Word for word, repeat the entries, minus the pictures.
-------- Records provided
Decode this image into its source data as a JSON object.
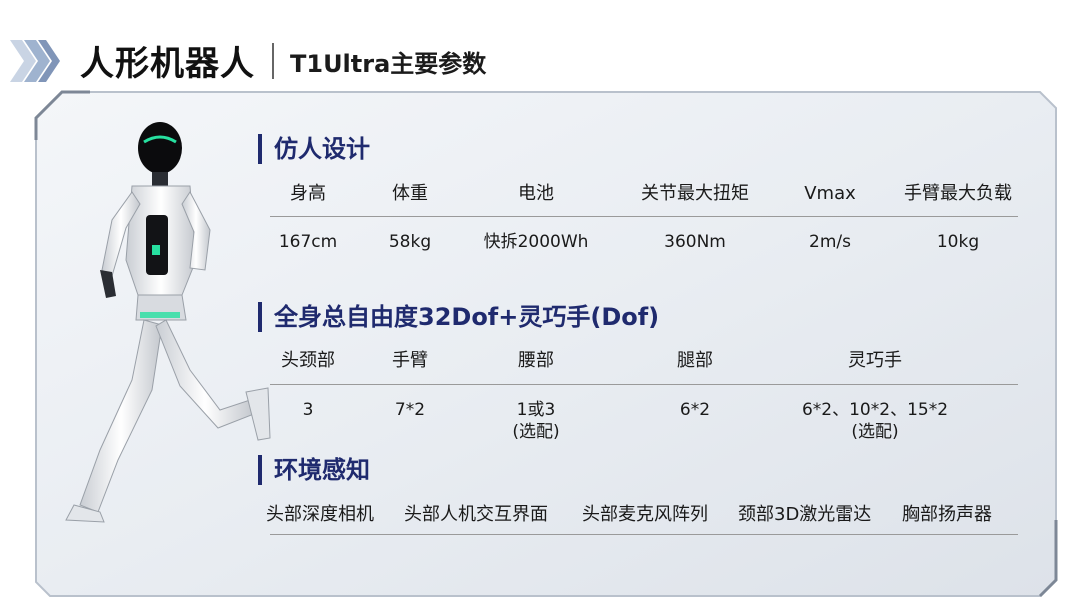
{
  "header": {
    "title": "人形机器人",
    "subtitle": "T1Ultra主要参数"
  },
  "colors": {
    "accent_navy": "#1f2a6e",
    "chevron_blue": "#8fa8c8",
    "robot_accent_green": "#27e0a0"
  },
  "sections": {
    "design": {
      "heading": "仿人设计",
      "headers": [
        "身高",
        "体重",
        "电池",
        "关节最大扭矩",
        "Vmax",
        "手臂最大负载"
      ],
      "values": [
        "167cm",
        "58kg",
        "快拆2000Wh",
        "360Nm",
        "2m/s",
        "10kg"
      ]
    },
    "dof": {
      "heading": "全身总自由度32Dof+灵巧手(Dof)",
      "headers": [
        "头颈部",
        "手臂",
        "腰部",
        "腿部",
        "灵巧手"
      ],
      "values": [
        {
          "line1": "3",
          "line2": ""
        },
        {
          "line1": "7*2",
          "line2": ""
        },
        {
          "line1": "1或3",
          "line2": "(选配)"
        },
        {
          "line1": "6*2",
          "line2": ""
        },
        {
          "line1": "6*2、10*2、15*2",
          "line2": "(选配)"
        }
      ]
    },
    "perception": {
      "heading": "环境感知",
      "items": [
        "头部深度相机",
        "头部人机交互界面",
        "头部麦克风阵列",
        "颈部3D激光雷达",
        "胸部扬声器"
      ]
    }
  }
}
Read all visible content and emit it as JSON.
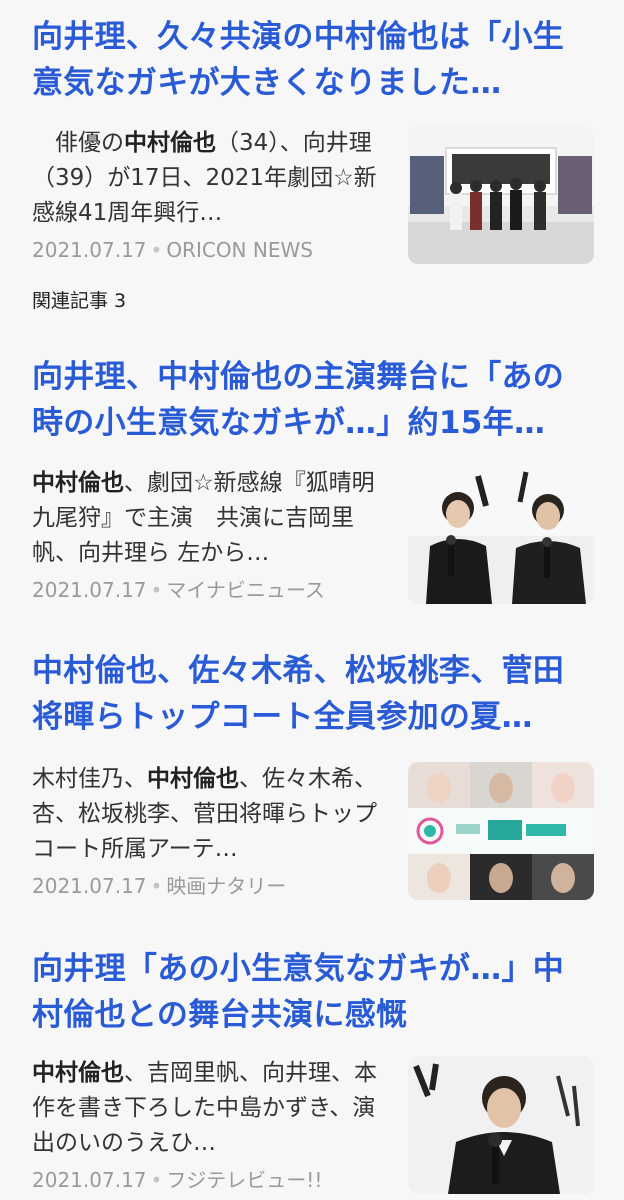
{
  "articles": [
    {
      "title": "向井理、久々共演の中村倫也は「小生意気なガキが大きくなりました…",
      "snippet_pre": "　俳優の",
      "snippet_bold": "中村倫也",
      "snippet_post": "（34）、向井理（39）が17日、2021年劇団☆新感線41周年興行…",
      "date": "2021.07.17",
      "source": "ORICON NEWS",
      "related": "関連記事 3"
    },
    {
      "title": "向井理、中村倫也の主演舞台に「あの時の小生意気なガキが…」約15年…",
      "snippet_pre": "",
      "snippet_bold": "中村倫也",
      "snippet_post": "、劇団☆新感線『狐晴明九尾狩』で主演　共演に吉岡里帆、向井理ら 左から…",
      "date": "2021.07.17",
      "source": "マイナビニュース"
    },
    {
      "title": "中村倫也、佐々木希、松坂桃李、菅田将暉らトップコート全員参加の夏…",
      "snippet_pre": "木村佳乃、",
      "snippet_bold": "中村倫也",
      "snippet_post": "、佐々木希、杏、松坂桃李、菅田将暉らトップコート所属アーテ…",
      "date": "2021.07.17",
      "source": "映画ナタリー"
    },
    {
      "title": "向井理「あの小生意気なガキが…」中村倫也との舞台共演に感慨",
      "snippet_pre": "",
      "snippet_bold": "中村倫也",
      "snippet_post": "、吉岡里帆、向井理、本作を書き下ろした中島かずき、演出のいのうえひ…",
      "date": "2021.07.17",
      "source": "フジテレビュー!!"
    }
  ],
  "colors": {
    "title": "#2a5bd7",
    "meta": "#9a9a9a",
    "background": "#f7f7f8"
  },
  "icons": {
    "thumb1": "stage-group-photo",
    "thumb2": "two-actors-microphones-photo",
    "thumb3": "topcoat-natsumatsuri-collage",
    "thumb4": "actor-microphone-photo"
  }
}
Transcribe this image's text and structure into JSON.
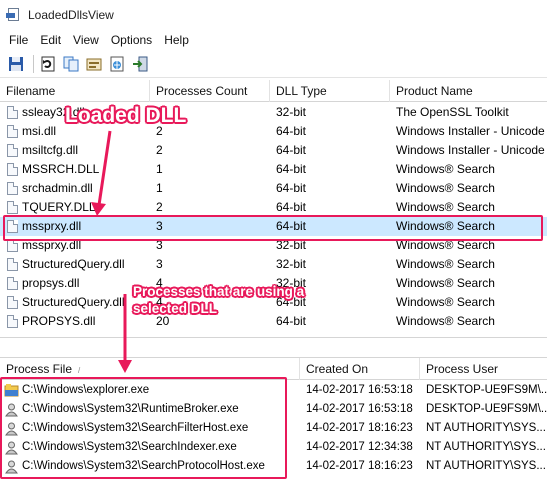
{
  "window": {
    "title": "LoadedDllsView"
  },
  "menu": [
    "File",
    "Edit",
    "View",
    "Options",
    "Help"
  ],
  "toolbar": {
    "buttons": [
      {
        "icon": "save-icon"
      },
      {
        "icon": "refresh-icon"
      },
      {
        "icon": "copy-icon"
      },
      {
        "icon": "properties-icon"
      },
      {
        "icon": "html-report-icon"
      },
      {
        "icon": "exit-icon"
      }
    ]
  },
  "dll_table": {
    "columns": [
      "Filename",
      "Processes Count",
      "DLL Type",
      "Product Name"
    ],
    "rows": [
      {
        "filename": "ssleay32.dll",
        "count": "1",
        "type": "32-bit",
        "product": "The OpenSSL Toolkit"
      },
      {
        "filename": "msi.dll",
        "count": "2",
        "type": "64-bit",
        "product": "Windows Installer - Unicode"
      },
      {
        "filename": "msiltcfg.dll",
        "count": "2",
        "type": "64-bit",
        "product": "Windows Installer - Unicode"
      },
      {
        "filename": "MSSRCH.DLL",
        "count": "1",
        "type": "64-bit",
        "product": "Windows® Search"
      },
      {
        "filename": "srchadmin.dll",
        "count": "1",
        "type": "64-bit",
        "product": "Windows® Search"
      },
      {
        "filename": "TQUERY.DLL",
        "count": "2",
        "type": "64-bit",
        "product": "Windows® Search"
      },
      {
        "filename": "mssprxy.dll",
        "count": "3",
        "type": "64-bit",
        "product": "Windows® Search"
      },
      {
        "filename": "mssprxy.dll",
        "count": "3",
        "type": "32-bit",
        "product": "Windows® Search"
      },
      {
        "filename": "StructuredQuery.dll",
        "count": "3",
        "type": "32-bit",
        "product": "Windows® Search"
      },
      {
        "filename": "propsys.dll",
        "count": "4",
        "type": "32-bit",
        "product": "Windows® Search"
      },
      {
        "filename": "StructuredQuery.dll",
        "count": "4",
        "type": "64-bit",
        "product": "Windows® Search"
      },
      {
        "filename": "PROPSYS.dll",
        "count": "20",
        "type": "64-bit",
        "product": "Windows® Search"
      }
    ],
    "selected_index": 6
  },
  "process_table": {
    "columns": [
      "Process File",
      "Created On",
      "Process User"
    ],
    "rows": [
      {
        "file": "C:\\Windows\\explorer.exe",
        "created": "14-02-2017 16:53:18",
        "user": "DESKTOP-UE9FS9M\\...",
        "icon": "explorer-icon"
      },
      {
        "file": "C:\\Windows\\System32\\RuntimeBroker.exe",
        "created": "14-02-2017 16:53:18",
        "user": "DESKTOP-UE9FS9M\\...",
        "icon": "user-process-icon"
      },
      {
        "file": "C:\\Windows\\System32\\SearchFilterHost.exe",
        "created": "14-02-2017 18:16:23",
        "user": "NT AUTHORITY\\SYS...",
        "icon": "user-process-icon"
      },
      {
        "file": "C:\\Windows\\System32\\SearchIndexer.exe",
        "created": "14-02-2017 12:34:38",
        "user": "NT AUTHORITY\\SYS...",
        "icon": "user-process-icon"
      },
      {
        "file": "C:\\Windows\\System32\\SearchProtocolHost.exe",
        "created": "14-02-2017 18:16:23",
        "user": "NT AUTHORITY\\SYS...",
        "icon": "user-process-icon"
      }
    ]
  },
  "annotations": {
    "loaded_dll": "Loaded DLL",
    "processes_line1": "Processes that are using a",
    "processes_line2": "selected DLL",
    "color": "#e8195a"
  }
}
----------------
• [Result for this exercise]
Decode this image into its source data as a JSON object.
{
  "header": {
    "title": "人形机器人",
    "subtitle": "T1Ultra主要参数"
  },
  "colors": {
    "accent_navy": "#1f2a6e",
    "chevron_blue": "#8fa8c8",
    "robot_accent_green": "#27e0a0"
  },
  "sections": {
    "design": {
      "heading": "仿人设计",
      "headers": [
        "身高",
        "体重",
        "电池",
        "关节最大扭矩",
        "Vmax",
        "手臂最大负载"
      ],
      "values": [
        "167cm",
        "58kg",
        "快拆2000Wh",
        "360Nm",
        "2m/s",
        "10kg"
      ]
    },
    "dof": {
      "heading": "全身总自由度32Dof+灵巧手(Dof)",
      "headers": [
        "头颈部",
        "手臂",
        "腰部",
        "腿部",
        "灵巧手"
      ],
      "values": [
        {
          "line1": "3",
          "line2": ""
        },
        {
          "line1": "7*2",
          "line2": ""
        },
        {
          "line1": "1或3",
          "line2": "(选配)"
        },
        {
          "line1": "6*2",
          "line2": ""
        },
        {
          "line1": "6*2、10*2、15*2",
          "line2": "(选配)"
        }
      ]
    },
    "perception": {
      "heading": "环境感知",
      "items": [
        "头部深度相机",
        "头部人机交互界面",
        "头部麦克风阵列",
        "颈部3D激光雷达",
        "胸部扬声器"
      ]
    }
  }
}
Read all visible content and emit it as JSON.
{
  "articles": [
    {
      "title": "向井理、久々共演の中村倫也は「小生意気なガキが大きくなりました…",
      "snippet_pre": "　俳優の",
      "snippet_bold": "中村倫也",
      "snippet_post": "（34）、向井理（39）が17日、2021年劇団☆新感線41周年興行…",
      "date": "2021.07.17",
      "source": "ORICON NEWS",
      "related": "関連記事 3"
    },
    {
      "title": "向井理、中村倫也の主演舞台に「あの時の小生意気なガキが…」約15年…",
      "snippet_pre": "",
      "snippet_bold": "中村倫也",
      "snippet_post": "、劇団☆新感線『狐晴明九尾狩』で主演　共演に吉岡里帆、向井理ら 左から…",
      "date": "2021.07.17",
      "source": "マイナビニュース"
    },
    {
      "title": "中村倫也、佐々木希、松坂桃李、菅田将暉らトップコート全員参加の夏…",
      "snippet_pre": "木村佳乃、",
      "snippet_bold": "中村倫也",
      "snippet_post": "、佐々木希、杏、松坂桃李、菅田将暉らトップコート所属アーテ…",
      "date": "2021.07.17",
      "source": "映画ナタリー"
    },
    {
      "title": "向井理「あの小生意気なガキが…」中村倫也との舞台共演に感慨",
      "snippet_pre": "",
      "snippet_bold": "中村倫也",
      "snippet_post": "、吉岡里帆、向井理、本作を書き下ろした中島かずき、演出のいのうえひ…",
      "date": "2021.07.17",
      "source": "フジテレビュー!!"
    }
  ],
  "colors": {
    "title": "#2a5bd7",
    "meta": "#9a9a9a",
    "background": "#f7f7f8"
  },
  "icons": {
    "thumb1": "stage-group-photo",
    "thumb2": "two-actors-microphones-photo",
    "thumb3": "topcoat-natsumatsuri-collage",
    "thumb4": "actor-microphone-photo"
  }
}
Transcribe this image's text and structure into JSON.
{
  "window": {
    "title": "LoadedDllsView"
  },
  "menu": [
    "File",
    "Edit",
    "View",
    "Options",
    "Help"
  ],
  "toolbar": {
    "buttons": [
      {
        "icon": "save-icon"
      },
      {
        "icon": "refresh-icon"
      },
      {
        "icon": "copy-icon"
      },
      {
        "icon": "properties-icon"
      },
      {
        "icon": "html-report-icon"
      },
      {
        "icon": "exit-icon"
      }
    ]
  },
  "dll_table": {
    "columns": [
      "Filename",
      "Processes Count",
      "DLL Type",
      "Product Name"
    ],
    "rows": [
      {
        "filename": "ssleay32.dll",
        "count": "1",
        "type": "32-bit",
        "product": "The OpenSSL Toolkit"
      },
      {
        "filename": "msi.dll",
        "count": "2",
        "type": "64-bit",
        "product": "Windows Installer - Unicode"
      },
      {
        "filename": "msiltcfg.dll",
        "count": "2",
        "type": "64-bit",
        "product": "Windows Installer - Unicode"
      },
      {
        "filename": "MSSRCH.DLL",
        "count": "1",
        "type": "64-bit",
        "product": "Windows® Search"
      },
      {
        "filename": "srchadmin.dll",
        "count": "1",
        "type": "64-bit",
        "product": "Windows® Search"
      },
      {
        "filename": "TQUERY.DLL",
        "count": "2",
        "type": "64-bit",
        "product": "Windows® Search"
      },
      {
        "filename": "mssprxy.dll",
        "count": "3",
        "type": "64-bit",
        "product": "Windows® Search"
      },
      {
        "filename": "mssprxy.dll",
        "count": "3",
        "type": "32-bit",
        "product": "Windows® Search"
      },
      {
        "filename": "StructuredQuery.dll",
        "count": "3",
        "type": "32-bit",
        "product": "Windows® Search"
      },
      {
        "filename": "propsys.dll",
        "count": "4",
        "type": "32-bit",
        "product": "Windows® Search"
      },
      {
        "filename": "StructuredQuery.dll",
        "count": "4",
        "type": "64-bit",
        "product": "Windows® Search"
      },
      {
        "filename": "PROPSYS.dll",
        "count": "20",
        "type": "64-bit",
        "product": "Windows® Search"
      }
    ],
    "selected_index": 6
  },
  "process_table": {
    "columns": [
      "Process File",
      "Created On",
      "Process User"
    ],
    "rows": [
      {
        "file": "C:\\Windows\\explorer.exe",
        "created": "14-02-2017 16:53:18",
        "user": "DESKTOP-UE9FS9M\\...",
        "icon": "explorer-icon"
      },
      {
        "file": "C:\\Windows\\System32\\RuntimeBroker.exe",
        "created": "14-02-2017 16:53:18",
        "user": "DESKTOP-UE9FS9M\\...",
        "icon": "user-process-icon"
      },
      {
        "file": "C:\\Windows\\System32\\SearchFilterHost.exe",
        "created": "14-02-2017 18:16:23",
        "user": "NT AUTHORITY\\SYS...",
        "icon": "user-process-icon"
      },
      {
        "file": "C:\\Windows\\System32\\SearchIndexer.exe",
        "created": "14-02-2017 12:34:38",
        "user": "NT AUTHORITY\\SYS...",
        "icon": "user-process-icon"
      },
      {
        "file": "C:\\Windows\\System32\\SearchProtocolHost.exe",
        "created": "14-02-2017 18:16:23",
        "user": "NT AUTHORITY\\SYS...",
        "icon": "user-process-icon"
      }
    ]
  },
  "annotations": {
    "loaded_dll": "Loaded DLL",
    "processes_line1": "Processes that are using a",
    "processes_line2": "selected DLL",
    "color": "#e8195a"
  }
}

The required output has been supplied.